Available data:
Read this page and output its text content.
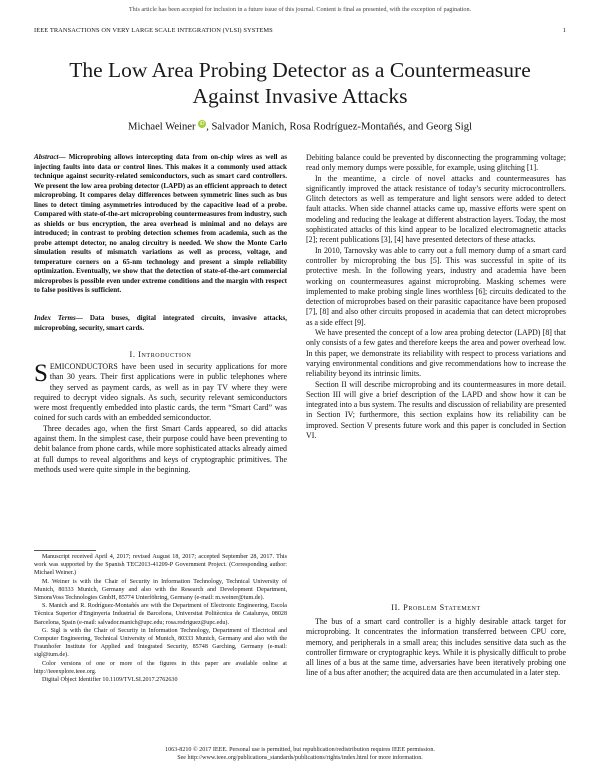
This article has been accepted for inclusion in a future issue of this journal. Content is final as presented, with the exception of pagination.
IEEE TRANSACTIONS ON VERY LARGE SCALE INTEGRATION (VLSI) SYSTEMS	1
The Low Area Probing Detector as a Countermeasure Against Invasive Attacks
Michael Weiner iD , Salvador Manich, Rosa Rodríguez-Montañés, and Georg Sigl
Abstract— Microprobing allows intercepting data from on-chip wires as well as injecting faults into data or control lines. This makes it a commonly used attack technique against security-related semiconductors, such as smart card controllers. We present the low area probing detector (LAPD) as an efficient approach to detect microprobing. It compares delay differences between symmetric lines such as bus lines to detect timing asymmetries introduced by the capacitive load of a probe. Compared with state-of-the-art microprobing countermeasures from industry, such as shields or bus encryption, the area overhead is minimal and no delays are introduced; in contrast to probing detection schemes from academia, such as the probe attempt detector, no analog circuitry is needed. We show the Monte Carlo simulation results of mismatch variations as well as process, voltage, and temperature corners on a 65-nm technology and present a simple reliability optimization. Eventually, we show that the detection of state-of-the-art commercial microprobes is possible even under extreme conditions and the margin with respect to false positives is sufficient.
Index Terms— Data buses, digital integrated circuits, invasive attacks, microprobing, security, smart cards.
I. Introduction

SEMICONDUCTORS have been used in security applications for more than 30 years. Their first applications were in public telephones where they served as payment cards, as well as in pay TV where they were required to decrypt video signals. As such, security relevant semiconductors were most frequently embedded into plastic cards, the term “Smart Card” was coined for such cards with an embedded semiconductor.

Three decades ago, when the first Smart Cards appeared, so did attacks against them. In the simplest case, their purpose could have been preventing to debit balance from phone cards, while more sophisticated attacks already aimed at full dumps to reveal algorithms and keys of cryptographic primitives. The methods used were quite simple in the beginning.

Manuscript received April 4, 2017; revised August 18, 2017; accepted September 28, 2017. This work was supported by the Spanish TEC2013-41209-P Government Project. (Corresponding author: Michael Weiner.)

M. Weiner is with the Chair of Security in Information Technology, Technical University of Munich, 80333 Munich, Germany and also with the Research and Development Department, SimonsVoss Technologies GmbH, 85774 Unterföhring, Germany (e-mail: m.weiner@tum.de).

S. Manich and R. Rodríguez-Montañés are with the Department of Electronic Engineering, Escola Tècnica Superior d'Enginyeria Industrial de Barcelona, Universitat Politècnica de Catalunya, 08028 Barcelona, Spain (e-mail: salvador.manich@upc.edu; rosa.rodriguez@upc.edu).

G. Sigl is with the Chair of Security in Information Technology, Department of Electrical and Computer Engineering, Technical University of Munich, 80333 Munich, Germany and also with the Fraunhofer Institute for Applied and Integrated Security, 85748 Garching, Germany (e-mail: sigl@tum.de).

Color versions of one or more of the figures in this paper are available online at http://ieeexplore.ieee.org.

Digital Object Identifier 10.1109/TVLSI.2017.2762630

Debiting balance could be prevented by disconnecting the programming voltage; read only memory dumps were possible, for example, using glitching [1].

In the meantime, a circle of novel attacks and countermeasures has significantly improved the attack resistance of today’s security microcontrollers. Glitch detectors as well as temperature and light sensors were added to detect fault attacks. When side channel attacks came up, massive efforts were spent on modeling and reducing the leakage at different abstraction layers. Today, the most sophisticated attacks of this kind appear to be localized electromagnetic attacks [2]; recent publications [3], [4] have presented detectors of these attacks.

In 2010, Tarnovsky was able to carry out a full memory dump of a smart card controller by microprobing the bus [5]. This was successful in spite of its protective mesh. In the following years, industry and academia have been working on countermeasures against microprobing. Masking schemes were implemented to make probing single lines worthless [6]; circuits dedicated to the detection of microprobes based on their parasitic capacitance have been proposed [7], [8] and also other circuits proposed in academia that can detect microprobes as a side effect [9].

We have presented the concept of a low area probing detector (LAPD) [8] that only consists of a few gates and therefore keeps the area and power overhead low. In this paper, we demonstrate its reliability with respect to process variations and varying environmental conditions and give recommendations how to increase the reliability beyond its intrinsic limits.

Section II will describe microprobing and its countermeasures in more detail. Section III will give a brief description of the LAPD and show how it can be integrated into a bus system. The results and discussion of reliability are presented in Section IV; furthermore, this section explains how its reliability can be improved. Section V presents future work and this paper is concluded in Section VI.

II. Problem Statement

The bus of a smart card controller is a highly desirable attack target for microprobing. It concentrates the information transferred between CPU core, memory, and peripherals in a small area; this includes sensitive data such as the controller firmware or cryptographic keys. While it is physically difficult to probe all lines of a bus at the same time, adversaries have been iteratively probing one line of a bus after another; the acquired data are then accumulated in a later step.

1063-8210 © 2017 IEEE. Personal use is permitted, but republication/redistribution requires IEEE permission.
See http://www.ieee.org/publications_standards/publications/rights/index.html for more information.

Your instructions:
Each line that holds the string "Rodríguez" counts once; give the total and nothing else.

The reply:
2